Your instructions:
Go through the listing below and gather every line with the word "this".

┏━━

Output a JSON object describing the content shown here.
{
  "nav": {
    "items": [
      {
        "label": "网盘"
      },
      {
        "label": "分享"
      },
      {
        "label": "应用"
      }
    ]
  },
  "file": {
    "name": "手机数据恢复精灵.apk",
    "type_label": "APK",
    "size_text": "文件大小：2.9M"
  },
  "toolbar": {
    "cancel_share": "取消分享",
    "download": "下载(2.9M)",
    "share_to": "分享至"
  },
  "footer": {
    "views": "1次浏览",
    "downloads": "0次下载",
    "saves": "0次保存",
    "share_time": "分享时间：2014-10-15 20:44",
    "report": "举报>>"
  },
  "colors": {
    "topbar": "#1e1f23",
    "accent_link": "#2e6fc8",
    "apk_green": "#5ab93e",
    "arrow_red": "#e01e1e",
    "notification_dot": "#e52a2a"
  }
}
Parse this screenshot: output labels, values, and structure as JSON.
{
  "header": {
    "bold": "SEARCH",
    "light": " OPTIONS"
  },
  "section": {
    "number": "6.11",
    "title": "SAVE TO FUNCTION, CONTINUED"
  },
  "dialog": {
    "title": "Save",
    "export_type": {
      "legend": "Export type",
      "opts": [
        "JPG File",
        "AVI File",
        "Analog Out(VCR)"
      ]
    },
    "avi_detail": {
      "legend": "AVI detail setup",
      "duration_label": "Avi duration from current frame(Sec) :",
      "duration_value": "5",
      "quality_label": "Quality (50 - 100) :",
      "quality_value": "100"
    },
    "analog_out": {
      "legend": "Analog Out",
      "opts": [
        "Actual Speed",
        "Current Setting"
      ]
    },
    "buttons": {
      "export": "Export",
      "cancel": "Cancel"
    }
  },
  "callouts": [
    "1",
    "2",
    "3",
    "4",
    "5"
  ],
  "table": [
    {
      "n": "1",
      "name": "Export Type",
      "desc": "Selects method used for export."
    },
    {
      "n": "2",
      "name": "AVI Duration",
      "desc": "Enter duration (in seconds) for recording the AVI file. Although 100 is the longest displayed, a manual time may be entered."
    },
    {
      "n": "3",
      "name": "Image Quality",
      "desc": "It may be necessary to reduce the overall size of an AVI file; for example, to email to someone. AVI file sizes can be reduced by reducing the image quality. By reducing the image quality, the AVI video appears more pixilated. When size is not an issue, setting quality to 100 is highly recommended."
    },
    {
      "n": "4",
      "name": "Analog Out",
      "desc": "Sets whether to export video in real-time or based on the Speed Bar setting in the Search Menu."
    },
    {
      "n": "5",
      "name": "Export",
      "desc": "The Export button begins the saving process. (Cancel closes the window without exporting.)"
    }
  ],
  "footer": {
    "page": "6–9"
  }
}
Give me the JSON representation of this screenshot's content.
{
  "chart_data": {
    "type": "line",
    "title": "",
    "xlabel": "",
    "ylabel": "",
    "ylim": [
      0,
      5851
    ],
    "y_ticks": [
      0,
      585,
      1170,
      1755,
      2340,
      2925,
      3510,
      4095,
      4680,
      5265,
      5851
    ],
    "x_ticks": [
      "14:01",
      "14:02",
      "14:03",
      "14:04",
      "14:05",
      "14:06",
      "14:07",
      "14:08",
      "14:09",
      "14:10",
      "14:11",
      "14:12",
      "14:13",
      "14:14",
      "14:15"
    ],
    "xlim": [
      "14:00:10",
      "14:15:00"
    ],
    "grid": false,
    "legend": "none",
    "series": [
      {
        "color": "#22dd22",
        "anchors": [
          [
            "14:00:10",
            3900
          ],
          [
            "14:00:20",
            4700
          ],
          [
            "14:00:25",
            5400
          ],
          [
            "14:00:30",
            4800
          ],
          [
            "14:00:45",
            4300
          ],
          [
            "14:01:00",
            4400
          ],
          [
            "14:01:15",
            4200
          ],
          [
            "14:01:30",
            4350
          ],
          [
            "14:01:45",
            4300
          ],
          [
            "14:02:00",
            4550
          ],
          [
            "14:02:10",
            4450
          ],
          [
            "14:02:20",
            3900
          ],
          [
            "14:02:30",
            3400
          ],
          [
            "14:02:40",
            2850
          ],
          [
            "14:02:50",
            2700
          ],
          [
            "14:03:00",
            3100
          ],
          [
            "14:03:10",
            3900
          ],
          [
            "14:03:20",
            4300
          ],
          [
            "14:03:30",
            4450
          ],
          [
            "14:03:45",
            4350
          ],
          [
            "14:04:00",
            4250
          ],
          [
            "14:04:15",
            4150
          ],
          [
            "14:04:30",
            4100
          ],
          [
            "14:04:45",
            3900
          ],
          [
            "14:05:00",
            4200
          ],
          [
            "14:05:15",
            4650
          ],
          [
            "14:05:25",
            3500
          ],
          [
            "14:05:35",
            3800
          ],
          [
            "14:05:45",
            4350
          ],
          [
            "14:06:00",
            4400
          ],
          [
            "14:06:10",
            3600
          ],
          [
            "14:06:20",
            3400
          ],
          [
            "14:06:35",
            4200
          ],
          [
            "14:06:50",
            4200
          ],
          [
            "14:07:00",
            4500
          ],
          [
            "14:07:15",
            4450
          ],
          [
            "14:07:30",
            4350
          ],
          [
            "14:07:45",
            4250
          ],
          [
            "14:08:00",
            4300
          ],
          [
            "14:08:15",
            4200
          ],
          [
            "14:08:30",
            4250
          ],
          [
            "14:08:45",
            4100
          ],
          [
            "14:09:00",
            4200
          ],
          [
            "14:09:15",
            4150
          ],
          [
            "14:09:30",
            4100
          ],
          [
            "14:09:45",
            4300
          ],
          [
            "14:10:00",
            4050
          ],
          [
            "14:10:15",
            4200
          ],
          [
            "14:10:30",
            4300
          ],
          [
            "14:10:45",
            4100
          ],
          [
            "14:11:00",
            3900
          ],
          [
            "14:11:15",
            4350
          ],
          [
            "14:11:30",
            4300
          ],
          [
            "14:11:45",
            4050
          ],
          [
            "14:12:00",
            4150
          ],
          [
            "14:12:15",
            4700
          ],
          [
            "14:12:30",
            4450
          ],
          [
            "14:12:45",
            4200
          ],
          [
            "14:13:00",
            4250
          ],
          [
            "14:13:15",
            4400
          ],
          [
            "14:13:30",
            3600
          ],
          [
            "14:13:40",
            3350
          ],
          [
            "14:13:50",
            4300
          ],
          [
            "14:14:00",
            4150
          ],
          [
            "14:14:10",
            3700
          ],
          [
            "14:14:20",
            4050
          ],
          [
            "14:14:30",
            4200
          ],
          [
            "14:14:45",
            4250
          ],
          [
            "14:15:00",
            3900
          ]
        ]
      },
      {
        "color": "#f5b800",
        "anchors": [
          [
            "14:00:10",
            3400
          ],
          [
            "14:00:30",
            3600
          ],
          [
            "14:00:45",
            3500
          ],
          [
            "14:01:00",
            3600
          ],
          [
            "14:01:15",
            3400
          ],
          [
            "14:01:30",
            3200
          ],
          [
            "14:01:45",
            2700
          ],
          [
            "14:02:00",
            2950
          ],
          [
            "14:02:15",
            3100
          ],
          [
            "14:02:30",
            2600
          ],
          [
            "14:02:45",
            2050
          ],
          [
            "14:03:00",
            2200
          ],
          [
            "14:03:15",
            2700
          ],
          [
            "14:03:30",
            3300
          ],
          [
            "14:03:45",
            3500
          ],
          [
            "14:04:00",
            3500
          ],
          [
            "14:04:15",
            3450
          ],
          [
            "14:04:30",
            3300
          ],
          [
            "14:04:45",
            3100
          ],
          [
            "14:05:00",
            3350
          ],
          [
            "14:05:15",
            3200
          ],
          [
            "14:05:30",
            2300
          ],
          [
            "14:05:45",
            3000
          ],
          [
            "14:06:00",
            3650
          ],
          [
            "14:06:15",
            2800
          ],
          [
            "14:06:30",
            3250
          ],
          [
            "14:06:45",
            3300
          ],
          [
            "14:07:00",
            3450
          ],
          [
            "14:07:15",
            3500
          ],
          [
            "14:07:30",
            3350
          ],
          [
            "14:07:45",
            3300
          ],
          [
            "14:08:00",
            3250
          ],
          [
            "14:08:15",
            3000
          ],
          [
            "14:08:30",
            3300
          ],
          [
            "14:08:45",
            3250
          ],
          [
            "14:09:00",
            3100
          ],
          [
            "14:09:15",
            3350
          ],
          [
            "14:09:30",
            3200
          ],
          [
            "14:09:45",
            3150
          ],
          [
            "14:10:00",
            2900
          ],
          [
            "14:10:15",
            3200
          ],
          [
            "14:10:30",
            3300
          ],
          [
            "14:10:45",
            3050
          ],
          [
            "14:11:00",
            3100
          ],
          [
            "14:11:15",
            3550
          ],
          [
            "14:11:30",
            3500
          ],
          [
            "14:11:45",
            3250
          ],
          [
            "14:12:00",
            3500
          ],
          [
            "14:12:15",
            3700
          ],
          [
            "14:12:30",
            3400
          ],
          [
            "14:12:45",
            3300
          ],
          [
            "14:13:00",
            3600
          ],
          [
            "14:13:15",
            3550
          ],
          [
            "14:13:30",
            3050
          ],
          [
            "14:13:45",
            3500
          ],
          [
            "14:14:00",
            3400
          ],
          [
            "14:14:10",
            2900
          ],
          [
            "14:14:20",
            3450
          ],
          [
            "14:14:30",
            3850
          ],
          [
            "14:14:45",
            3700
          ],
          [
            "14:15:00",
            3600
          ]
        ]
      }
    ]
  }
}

┗━━

Response to the exercise:
Parse this screenshot: output labels, values, and structure as JSON.
Give me the JSON representation of this screenshot's content.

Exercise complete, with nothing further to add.